TASK:
Copy every record below exactly as written, but leave out the pictures.
[BEGIN RECORD SET]
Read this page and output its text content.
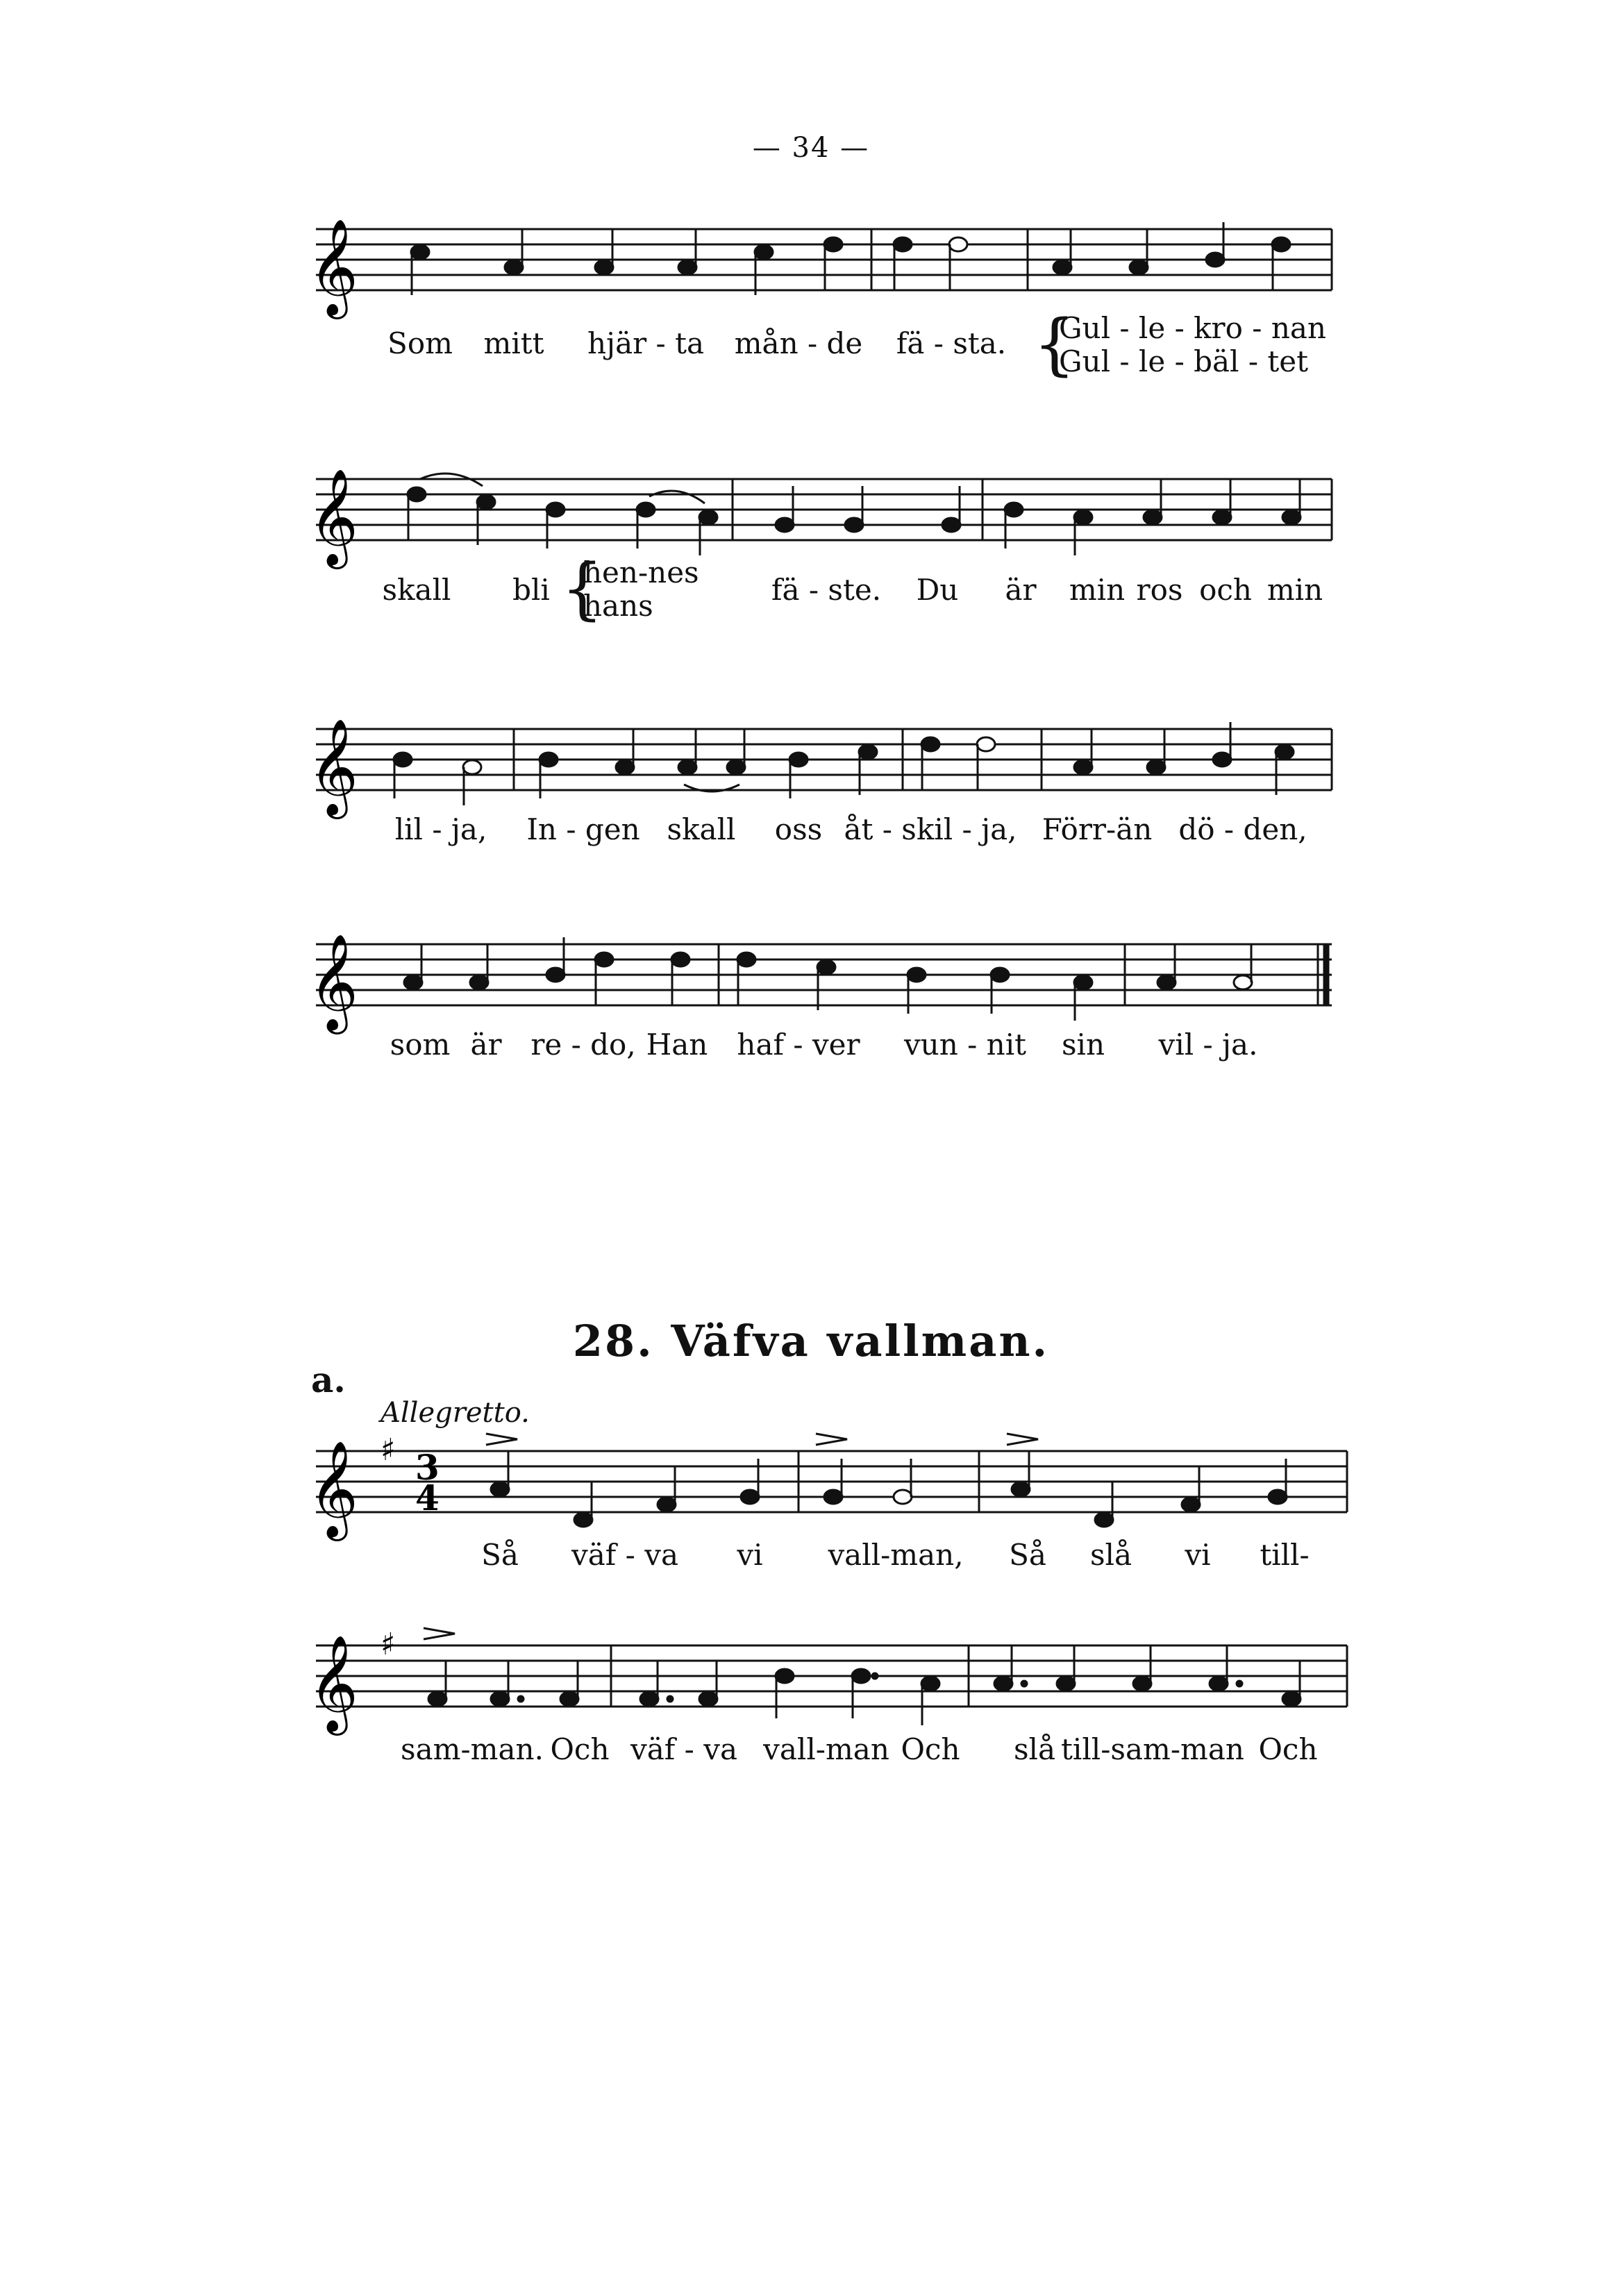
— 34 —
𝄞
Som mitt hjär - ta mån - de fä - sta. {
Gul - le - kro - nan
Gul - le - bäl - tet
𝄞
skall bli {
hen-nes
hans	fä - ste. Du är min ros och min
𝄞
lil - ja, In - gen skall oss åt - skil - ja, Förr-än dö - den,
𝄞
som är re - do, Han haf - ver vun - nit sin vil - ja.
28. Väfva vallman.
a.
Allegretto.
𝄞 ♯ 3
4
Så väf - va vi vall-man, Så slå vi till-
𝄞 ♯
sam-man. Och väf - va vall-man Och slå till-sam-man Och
[END RECORD SET]
EXERCISE RESULT:
Read this page and output its text content.
— 34 —
𝄞
Som mitt hjär - ta mån - de fä - sta. {
Gul - le - kro - nan
Gul - le - bäl - tet
𝄞
skall bli {
hen-nes
hans	fä - ste. Du är min ros och min
𝄞
lil - ja, In - gen skall oss åt - skil - ja, Förr-än dö - den,
𝄞
som är re - do, Han haf - ver vun - nit sin vil - ja.
28. Väfva vallman.
a.
Allegretto.
𝄞 ♯ 3
4
Så väf - va vi vall-man, Så slå vi till-
𝄞 ♯
sam-man. Och väf - va vall-man Och slå till-sam-man Och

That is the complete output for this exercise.